**What is asked**
Copy each line of the entries that contains the word "сильная".

Records that describe figures
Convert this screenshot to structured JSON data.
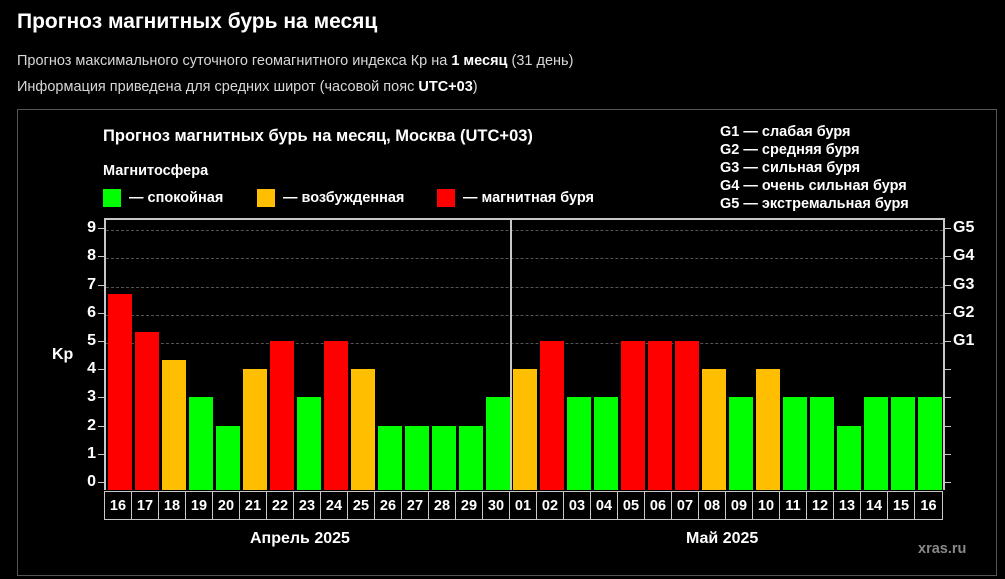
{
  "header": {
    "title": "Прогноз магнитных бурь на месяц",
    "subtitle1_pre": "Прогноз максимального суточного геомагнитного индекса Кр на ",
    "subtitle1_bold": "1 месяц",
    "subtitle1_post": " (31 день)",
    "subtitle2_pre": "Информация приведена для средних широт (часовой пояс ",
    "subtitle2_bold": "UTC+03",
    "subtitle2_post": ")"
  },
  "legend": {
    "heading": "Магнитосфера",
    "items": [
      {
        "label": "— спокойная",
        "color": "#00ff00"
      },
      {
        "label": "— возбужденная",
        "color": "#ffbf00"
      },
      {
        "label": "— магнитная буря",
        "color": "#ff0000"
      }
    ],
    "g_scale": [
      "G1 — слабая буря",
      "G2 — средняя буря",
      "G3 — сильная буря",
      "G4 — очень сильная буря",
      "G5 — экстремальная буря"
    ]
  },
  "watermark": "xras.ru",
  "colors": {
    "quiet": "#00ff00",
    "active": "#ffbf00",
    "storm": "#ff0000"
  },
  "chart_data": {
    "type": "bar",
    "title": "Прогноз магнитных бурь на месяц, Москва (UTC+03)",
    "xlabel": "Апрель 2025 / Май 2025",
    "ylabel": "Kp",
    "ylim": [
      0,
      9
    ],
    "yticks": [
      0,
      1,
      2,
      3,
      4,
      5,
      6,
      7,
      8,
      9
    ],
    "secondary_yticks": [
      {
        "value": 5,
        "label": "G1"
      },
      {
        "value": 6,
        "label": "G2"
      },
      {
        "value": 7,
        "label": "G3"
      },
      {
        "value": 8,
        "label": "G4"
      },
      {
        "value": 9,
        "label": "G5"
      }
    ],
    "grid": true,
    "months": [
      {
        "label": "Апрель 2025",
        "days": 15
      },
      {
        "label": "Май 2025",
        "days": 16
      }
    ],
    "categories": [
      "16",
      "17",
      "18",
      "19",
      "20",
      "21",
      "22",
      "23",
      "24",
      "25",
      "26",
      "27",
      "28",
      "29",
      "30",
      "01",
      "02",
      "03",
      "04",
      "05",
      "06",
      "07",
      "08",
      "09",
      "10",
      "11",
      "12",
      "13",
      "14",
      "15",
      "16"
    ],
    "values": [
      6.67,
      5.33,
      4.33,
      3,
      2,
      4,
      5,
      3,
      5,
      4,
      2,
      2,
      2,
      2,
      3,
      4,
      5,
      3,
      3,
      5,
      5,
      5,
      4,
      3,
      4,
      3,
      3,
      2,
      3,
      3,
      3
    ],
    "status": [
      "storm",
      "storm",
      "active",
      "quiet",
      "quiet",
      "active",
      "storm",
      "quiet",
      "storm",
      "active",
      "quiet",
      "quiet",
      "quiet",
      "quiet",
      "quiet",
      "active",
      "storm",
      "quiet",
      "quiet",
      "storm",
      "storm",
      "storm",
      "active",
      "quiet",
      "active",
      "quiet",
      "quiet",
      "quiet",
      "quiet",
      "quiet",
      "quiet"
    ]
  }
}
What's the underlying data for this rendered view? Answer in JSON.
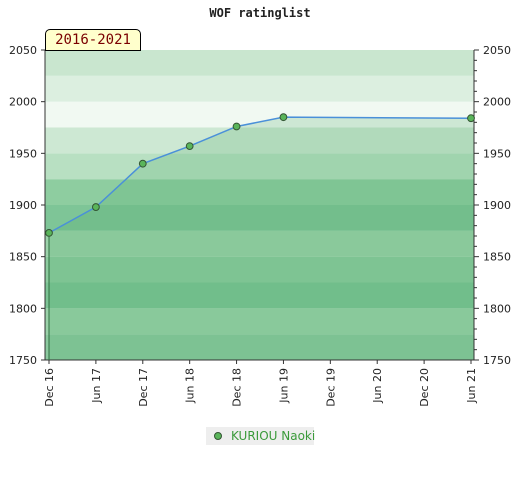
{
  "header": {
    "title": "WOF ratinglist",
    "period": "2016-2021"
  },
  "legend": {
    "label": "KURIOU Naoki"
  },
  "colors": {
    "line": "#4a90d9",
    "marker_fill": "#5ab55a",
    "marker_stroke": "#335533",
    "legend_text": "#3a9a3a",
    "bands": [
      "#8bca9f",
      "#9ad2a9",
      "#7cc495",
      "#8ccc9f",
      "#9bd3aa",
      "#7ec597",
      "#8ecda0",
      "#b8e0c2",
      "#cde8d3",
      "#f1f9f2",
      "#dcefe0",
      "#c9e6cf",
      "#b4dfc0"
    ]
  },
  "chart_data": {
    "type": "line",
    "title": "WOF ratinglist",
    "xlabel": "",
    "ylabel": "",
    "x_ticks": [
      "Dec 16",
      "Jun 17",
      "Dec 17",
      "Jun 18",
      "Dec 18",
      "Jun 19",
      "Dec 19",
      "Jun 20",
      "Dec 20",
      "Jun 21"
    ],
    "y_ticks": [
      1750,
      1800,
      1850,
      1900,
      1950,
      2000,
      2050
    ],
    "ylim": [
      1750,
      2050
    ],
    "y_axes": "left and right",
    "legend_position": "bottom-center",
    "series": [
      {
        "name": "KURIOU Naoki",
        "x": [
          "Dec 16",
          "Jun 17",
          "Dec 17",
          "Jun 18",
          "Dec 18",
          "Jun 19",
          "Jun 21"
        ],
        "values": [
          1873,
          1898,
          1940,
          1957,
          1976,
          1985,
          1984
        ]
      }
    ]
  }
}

**Exercise solution**
      "G3 — сильная буря",
      "G4 — очень сильная буря",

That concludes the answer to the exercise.